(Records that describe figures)
------------------------------------------------------------

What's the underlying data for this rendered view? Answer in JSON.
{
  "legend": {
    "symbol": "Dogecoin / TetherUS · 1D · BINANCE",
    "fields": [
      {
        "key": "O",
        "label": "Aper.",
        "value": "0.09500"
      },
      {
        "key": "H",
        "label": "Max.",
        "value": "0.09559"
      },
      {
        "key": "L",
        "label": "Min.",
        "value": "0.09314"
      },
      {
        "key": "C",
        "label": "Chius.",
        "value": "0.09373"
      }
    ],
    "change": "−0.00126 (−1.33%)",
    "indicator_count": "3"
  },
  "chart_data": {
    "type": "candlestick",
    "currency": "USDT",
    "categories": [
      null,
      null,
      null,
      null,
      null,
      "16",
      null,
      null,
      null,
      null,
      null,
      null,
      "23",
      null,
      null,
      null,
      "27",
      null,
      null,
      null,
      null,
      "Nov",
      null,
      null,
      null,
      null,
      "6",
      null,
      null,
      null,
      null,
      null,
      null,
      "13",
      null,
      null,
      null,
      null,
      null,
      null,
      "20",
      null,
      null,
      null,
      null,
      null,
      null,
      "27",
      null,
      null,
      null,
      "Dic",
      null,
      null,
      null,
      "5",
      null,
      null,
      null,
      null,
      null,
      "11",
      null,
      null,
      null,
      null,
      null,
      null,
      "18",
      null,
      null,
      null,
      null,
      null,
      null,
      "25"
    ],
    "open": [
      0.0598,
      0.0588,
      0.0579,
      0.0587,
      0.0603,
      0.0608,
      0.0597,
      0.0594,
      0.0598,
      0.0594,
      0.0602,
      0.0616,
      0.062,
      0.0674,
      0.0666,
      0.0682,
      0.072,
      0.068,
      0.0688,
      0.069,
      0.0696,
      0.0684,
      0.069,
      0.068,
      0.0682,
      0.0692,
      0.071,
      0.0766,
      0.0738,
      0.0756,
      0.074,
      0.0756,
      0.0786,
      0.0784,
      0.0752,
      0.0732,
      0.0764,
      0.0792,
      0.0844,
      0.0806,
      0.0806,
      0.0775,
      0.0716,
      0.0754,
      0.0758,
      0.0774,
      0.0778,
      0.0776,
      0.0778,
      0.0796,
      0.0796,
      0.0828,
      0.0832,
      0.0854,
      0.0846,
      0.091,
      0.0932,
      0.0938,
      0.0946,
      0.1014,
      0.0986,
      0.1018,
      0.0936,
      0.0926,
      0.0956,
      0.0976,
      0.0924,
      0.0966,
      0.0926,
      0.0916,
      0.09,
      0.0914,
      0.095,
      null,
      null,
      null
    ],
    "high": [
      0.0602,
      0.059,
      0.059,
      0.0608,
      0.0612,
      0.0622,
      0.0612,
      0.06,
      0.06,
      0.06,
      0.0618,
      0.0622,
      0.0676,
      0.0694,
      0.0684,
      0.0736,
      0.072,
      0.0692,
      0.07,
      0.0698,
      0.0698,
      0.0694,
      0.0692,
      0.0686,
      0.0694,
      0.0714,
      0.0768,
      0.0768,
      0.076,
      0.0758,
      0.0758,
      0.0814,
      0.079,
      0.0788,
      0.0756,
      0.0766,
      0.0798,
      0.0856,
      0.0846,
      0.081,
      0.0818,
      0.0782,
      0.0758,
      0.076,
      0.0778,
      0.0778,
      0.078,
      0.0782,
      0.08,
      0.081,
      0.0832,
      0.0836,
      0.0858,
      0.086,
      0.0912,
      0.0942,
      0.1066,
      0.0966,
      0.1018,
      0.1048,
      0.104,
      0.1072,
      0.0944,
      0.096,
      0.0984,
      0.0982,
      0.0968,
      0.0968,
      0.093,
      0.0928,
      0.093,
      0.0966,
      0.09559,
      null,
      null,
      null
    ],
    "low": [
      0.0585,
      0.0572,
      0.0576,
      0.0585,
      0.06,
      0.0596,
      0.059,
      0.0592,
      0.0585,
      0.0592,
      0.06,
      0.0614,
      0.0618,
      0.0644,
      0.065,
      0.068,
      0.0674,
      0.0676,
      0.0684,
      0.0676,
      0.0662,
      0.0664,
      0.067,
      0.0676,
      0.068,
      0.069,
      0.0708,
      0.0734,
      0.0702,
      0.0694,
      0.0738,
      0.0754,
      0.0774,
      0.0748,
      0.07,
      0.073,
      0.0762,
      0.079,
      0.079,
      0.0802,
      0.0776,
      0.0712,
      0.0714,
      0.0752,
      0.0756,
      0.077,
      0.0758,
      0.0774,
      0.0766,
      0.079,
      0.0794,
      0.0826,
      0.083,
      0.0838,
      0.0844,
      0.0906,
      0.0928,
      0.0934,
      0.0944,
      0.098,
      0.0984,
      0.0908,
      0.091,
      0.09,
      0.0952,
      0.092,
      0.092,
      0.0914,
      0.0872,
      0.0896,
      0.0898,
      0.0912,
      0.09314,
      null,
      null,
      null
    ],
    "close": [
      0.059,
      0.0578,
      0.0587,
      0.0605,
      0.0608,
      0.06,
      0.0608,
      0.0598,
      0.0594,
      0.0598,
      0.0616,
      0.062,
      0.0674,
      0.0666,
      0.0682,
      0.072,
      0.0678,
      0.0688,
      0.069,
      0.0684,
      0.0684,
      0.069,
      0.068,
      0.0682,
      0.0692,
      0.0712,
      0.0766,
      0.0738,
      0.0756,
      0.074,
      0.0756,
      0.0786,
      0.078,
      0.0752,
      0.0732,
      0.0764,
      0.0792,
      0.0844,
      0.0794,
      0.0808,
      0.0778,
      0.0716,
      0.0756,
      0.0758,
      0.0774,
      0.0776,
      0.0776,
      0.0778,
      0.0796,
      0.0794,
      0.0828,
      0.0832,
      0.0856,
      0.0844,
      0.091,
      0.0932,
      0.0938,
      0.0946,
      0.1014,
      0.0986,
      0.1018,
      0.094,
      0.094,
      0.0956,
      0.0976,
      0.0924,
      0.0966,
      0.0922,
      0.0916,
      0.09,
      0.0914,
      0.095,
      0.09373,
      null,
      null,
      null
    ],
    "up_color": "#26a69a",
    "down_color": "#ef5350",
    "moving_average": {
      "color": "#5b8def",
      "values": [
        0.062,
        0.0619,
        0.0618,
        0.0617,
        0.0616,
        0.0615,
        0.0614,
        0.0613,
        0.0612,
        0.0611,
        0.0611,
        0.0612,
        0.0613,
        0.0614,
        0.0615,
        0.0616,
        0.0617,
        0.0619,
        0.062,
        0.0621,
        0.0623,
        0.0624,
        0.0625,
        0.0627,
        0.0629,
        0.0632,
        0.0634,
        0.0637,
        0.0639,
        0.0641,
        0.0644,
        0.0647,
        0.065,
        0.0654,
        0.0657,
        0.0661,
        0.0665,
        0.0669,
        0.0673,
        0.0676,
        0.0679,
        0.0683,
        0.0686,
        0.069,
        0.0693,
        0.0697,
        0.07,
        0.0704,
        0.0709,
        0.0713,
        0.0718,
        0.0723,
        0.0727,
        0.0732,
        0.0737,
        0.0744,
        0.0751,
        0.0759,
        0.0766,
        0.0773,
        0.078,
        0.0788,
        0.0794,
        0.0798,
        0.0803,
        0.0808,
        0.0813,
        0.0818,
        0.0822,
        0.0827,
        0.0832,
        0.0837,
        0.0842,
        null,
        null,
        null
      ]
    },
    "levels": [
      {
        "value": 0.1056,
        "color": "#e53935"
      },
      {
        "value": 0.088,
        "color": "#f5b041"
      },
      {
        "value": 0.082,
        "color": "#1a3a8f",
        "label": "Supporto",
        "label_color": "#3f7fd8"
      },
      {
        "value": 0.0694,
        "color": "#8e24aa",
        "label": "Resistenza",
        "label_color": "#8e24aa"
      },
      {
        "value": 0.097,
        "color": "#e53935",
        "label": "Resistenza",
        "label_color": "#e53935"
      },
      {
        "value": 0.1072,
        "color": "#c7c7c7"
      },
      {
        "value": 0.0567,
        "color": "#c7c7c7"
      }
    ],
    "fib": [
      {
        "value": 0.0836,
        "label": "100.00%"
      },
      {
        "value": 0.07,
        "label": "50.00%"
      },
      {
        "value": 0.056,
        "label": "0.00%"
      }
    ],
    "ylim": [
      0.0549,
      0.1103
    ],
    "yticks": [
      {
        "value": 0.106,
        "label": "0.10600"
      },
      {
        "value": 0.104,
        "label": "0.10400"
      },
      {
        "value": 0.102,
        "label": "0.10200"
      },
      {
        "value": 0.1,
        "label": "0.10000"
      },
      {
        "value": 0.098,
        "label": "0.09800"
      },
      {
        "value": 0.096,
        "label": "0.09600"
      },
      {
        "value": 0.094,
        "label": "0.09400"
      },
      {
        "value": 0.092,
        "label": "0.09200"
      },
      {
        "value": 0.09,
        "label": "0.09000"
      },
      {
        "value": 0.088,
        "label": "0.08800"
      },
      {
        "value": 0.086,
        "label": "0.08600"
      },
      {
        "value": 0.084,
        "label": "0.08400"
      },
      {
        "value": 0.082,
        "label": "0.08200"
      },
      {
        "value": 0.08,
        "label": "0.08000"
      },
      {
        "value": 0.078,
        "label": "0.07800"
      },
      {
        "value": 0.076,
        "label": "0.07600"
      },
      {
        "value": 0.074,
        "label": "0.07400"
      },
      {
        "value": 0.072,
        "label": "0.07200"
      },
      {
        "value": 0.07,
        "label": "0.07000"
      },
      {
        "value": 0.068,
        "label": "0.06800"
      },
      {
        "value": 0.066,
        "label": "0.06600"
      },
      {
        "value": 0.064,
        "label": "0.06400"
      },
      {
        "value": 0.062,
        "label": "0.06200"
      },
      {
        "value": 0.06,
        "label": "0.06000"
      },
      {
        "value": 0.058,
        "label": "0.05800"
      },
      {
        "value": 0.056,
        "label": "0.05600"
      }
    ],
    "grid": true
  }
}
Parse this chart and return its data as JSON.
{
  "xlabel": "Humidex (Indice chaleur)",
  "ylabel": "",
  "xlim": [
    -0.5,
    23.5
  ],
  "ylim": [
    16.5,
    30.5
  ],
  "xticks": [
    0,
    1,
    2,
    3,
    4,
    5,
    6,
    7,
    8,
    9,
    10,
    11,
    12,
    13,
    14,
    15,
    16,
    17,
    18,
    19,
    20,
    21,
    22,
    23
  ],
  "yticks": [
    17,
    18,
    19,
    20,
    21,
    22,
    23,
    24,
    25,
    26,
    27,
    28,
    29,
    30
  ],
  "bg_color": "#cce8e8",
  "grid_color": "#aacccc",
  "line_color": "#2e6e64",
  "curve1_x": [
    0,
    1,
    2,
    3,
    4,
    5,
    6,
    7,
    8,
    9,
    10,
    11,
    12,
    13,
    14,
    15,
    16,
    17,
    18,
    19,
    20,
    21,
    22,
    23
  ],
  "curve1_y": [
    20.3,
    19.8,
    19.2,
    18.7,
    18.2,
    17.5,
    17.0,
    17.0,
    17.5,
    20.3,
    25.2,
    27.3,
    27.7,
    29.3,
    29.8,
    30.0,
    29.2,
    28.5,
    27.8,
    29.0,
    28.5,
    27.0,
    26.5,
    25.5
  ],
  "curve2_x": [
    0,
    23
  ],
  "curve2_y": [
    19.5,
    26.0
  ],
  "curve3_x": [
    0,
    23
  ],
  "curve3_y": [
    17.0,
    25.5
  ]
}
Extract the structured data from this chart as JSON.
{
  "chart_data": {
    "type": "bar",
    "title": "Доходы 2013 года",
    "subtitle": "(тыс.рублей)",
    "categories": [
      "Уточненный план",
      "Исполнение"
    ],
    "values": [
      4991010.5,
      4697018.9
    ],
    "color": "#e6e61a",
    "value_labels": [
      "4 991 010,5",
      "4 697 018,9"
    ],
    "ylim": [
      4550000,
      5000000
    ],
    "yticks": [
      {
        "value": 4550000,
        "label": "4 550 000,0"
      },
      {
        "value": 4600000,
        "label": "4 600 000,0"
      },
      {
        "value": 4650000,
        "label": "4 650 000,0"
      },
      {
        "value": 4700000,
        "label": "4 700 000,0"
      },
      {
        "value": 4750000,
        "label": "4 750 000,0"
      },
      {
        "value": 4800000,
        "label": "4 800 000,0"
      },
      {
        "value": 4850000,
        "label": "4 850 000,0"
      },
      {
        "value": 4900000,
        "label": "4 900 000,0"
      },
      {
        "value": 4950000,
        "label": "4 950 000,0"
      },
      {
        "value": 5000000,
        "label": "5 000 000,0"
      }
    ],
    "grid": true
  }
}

------------------------------------------------------------

Extract all lines of the records above that include "this".

What's the underlying data for this rendered view? Answer in JSON.
Parse this chart and return its data as JSON.
Extract the structured data from this chart as JSON.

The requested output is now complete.